* Set task
Set down the full listing exactly as given. Any pictures are to be left out.

# # #

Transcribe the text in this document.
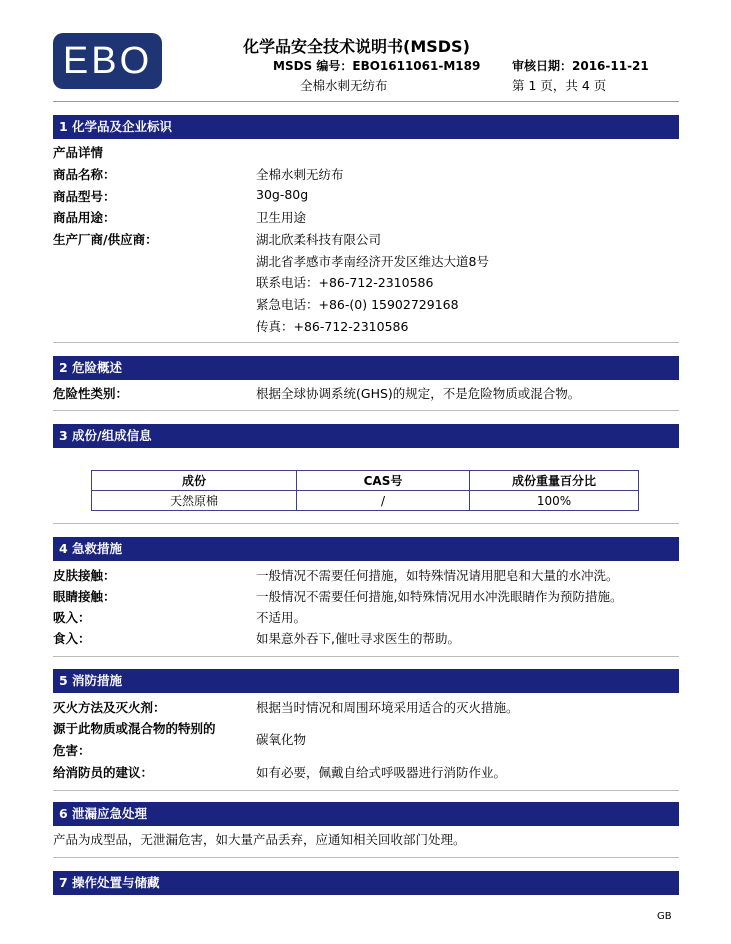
EBO	化学品安全技术说明书(MSDS)
MSDS 编号：EBO1611061-M189	审核日期：2016-11-21
全棉水刺无纺布	第 1 页，共 4 页
1 化学品及企业标识
产品详情
商品名称：	全棉水刺无纺布
商品型号：	30g-80g
商品用途：	卫生用途
生产厂商/供应商：	湖北欣柔科技有限公司
湖北省孝感市孝南经济开发区维达大道8号
联系电话：+86-712-2310586
紧急电话：+86-(0) 15902729168
传真：+86-712-2310586
2 危险概述
危险性类别：	根据全球协调系统(GHS)的规定，不是危险物质或混合物。
3 成份/组成信息
成份	CAS号	成份重量百分比
天然原棉	/	100%
4 急救措施
皮肤接触：	一般情况不需要任何措施，如特殊情况请用肥皂和大量的水冲洗。
眼睛接触：	一般情况不需要任何措施,如特殊情况用水冲洗眼睛作为预防措施。
吸入：	不适用。
食入：	如果意外吞下,催吐寻求医生的帮助。
5 消防措施
灭火方法及灭火剂：	根据当时情况和周围环境采用适合的灭火措施。
源于此物质或混合物的特别的
危害：
碳氧化物
给消防员的建议：	如有必要，佩戴自给式呼吸器进行消防作业。
6 泄漏应急处理
产品为成型品，无泄漏危害，如大量产品丢弃，应通知相关回收部门处理。
7 操作处置与储藏
GB
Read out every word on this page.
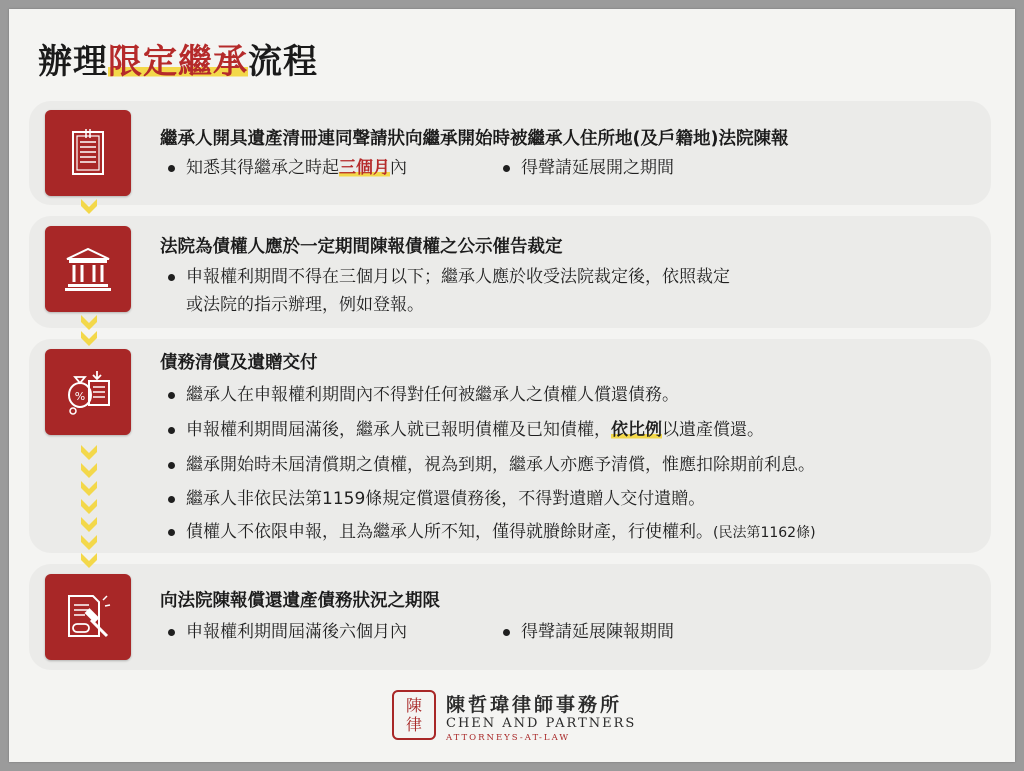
辦理限定繼承流程
%
繼承人開具遺產清冊連同聲請狀向繼承開始時被繼承人住所地(及戶籍地)法院陳報
知悉其得繼承之時起三個月內	得聲請延展開之期間
法院為債權人應於一定期間陳報債權之公示催告裁定
申報權利期間不得在三個月以下；繼承人應於收受法院裁定後，依照裁定
或法院的指示辦理，例如登報。
債務清償及遺贈交付
繼承人在申報權利期間內不得對任何被繼承人之債權人償還債務。
申報權利期間屆滿後，繼承人就已報明債權及已知債權，依比例以遺產償還。
繼承開始時未屆清償期之債權，視為到期，繼承人亦應予清償，惟應扣除期前利息。
繼承人非依民法第1159條規定償還債務後，不得對遺贈人交付遺贈。
債權人不依限申報，且為繼承人所不知，僅得就賸餘財產，行使權利。(民法第1162條)
向法院陳報償還遺產債務狀況之期限
申報權利期間屆滿後六個月內	得聲請延展陳報期間
陳
律
陳哲瑋律師事務所
CHEN AND PARTNERS
ATTORNEYS-AT-LAW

# # #

* Expected answer
Transcribe the text in this document.
EBO	化学品安全技术说明书(MSDS)
MSDS 编号：EBO1611061-M189	审核日期：2016-11-21
全棉水刺无纺布	第 1 页，共 4 页
1 化学品及企业标识
产品详情
商品名称：	全棉水刺无纺布
商品型号：	30g-80g
商品用途：	卫生用途
生产厂商/供应商：	湖北欣柔科技有限公司
湖北省孝感市孝南经济开发区维达大道8号
联系电话：+86-712-2310586
紧急电话：+86-(0) 15902729168
传真：+86-712-2310586
2 危险概述
危险性类别：	根据全球协调系统(GHS)的规定，不是危险物质或混合物。
3 成份/组成信息
成份	CAS号	成份重量百分比
天然原棉	/	100%
4 急救措施
皮肤接触：	一般情况不需要任何措施，如特殊情况请用肥皂和大量的水冲洗。
眼睛接触：	一般情况不需要任何措施,如特殊情况用水冲洗眼睛作为预防措施。
吸入：	不适用。
食入：	如果意外吞下,催吐寻求医生的帮助。
5 消防措施
灭火方法及灭火剂：	根据当时情况和周围环境采用适合的灭火措施。
源于此物质或混合物的特别的
危害：
碳氧化物
给消防员的建议：	如有必要，佩戴自给式呼吸器进行消防作业。
6 泄漏应急处理
产品为成型品，无泄漏危害，如大量产品丢弃，应通知相关回收部门处理。
7 操作处置与储藏
GB
Read out every word on this page.
辦理限定繼承流程
%
繼承人開具遺產清冊連同聲請狀向繼承開始時被繼承人住所地(及戶籍地)法院陳報
知悉其得繼承之時起三個月內	得聲請延展開之期間
法院為債權人應於一定期間陳報債權之公示催告裁定
申報權利期間不得在三個月以下；繼承人應於收受法院裁定後，依照裁定
或法院的指示辦理，例如登報。
債務清償及遺贈交付
繼承人在申報權利期間內不得對任何被繼承人之債權人償還債務。
申報權利期間屆滿後，繼承人就已報明債權及已知債權，依比例以遺產償還。
繼承開始時未屆清償期之債權，視為到期，繼承人亦應予清償，惟應扣除期前利息。
繼承人非依民法第1159條規定償還債務後，不得對遺贈人交付遺贈。
債權人不依限申報，且為繼承人所不知，僅得就賸餘財產，行使權利。(民法第1162條)
向法院陳報償還遺產債務狀況之期限
申報權利期間屆滿後六個月內	得聲請延展陳報期間
陳
律
陳哲瑋律師事務所
CHEN AND PARTNERS
ATTORNEYS-AT-LAW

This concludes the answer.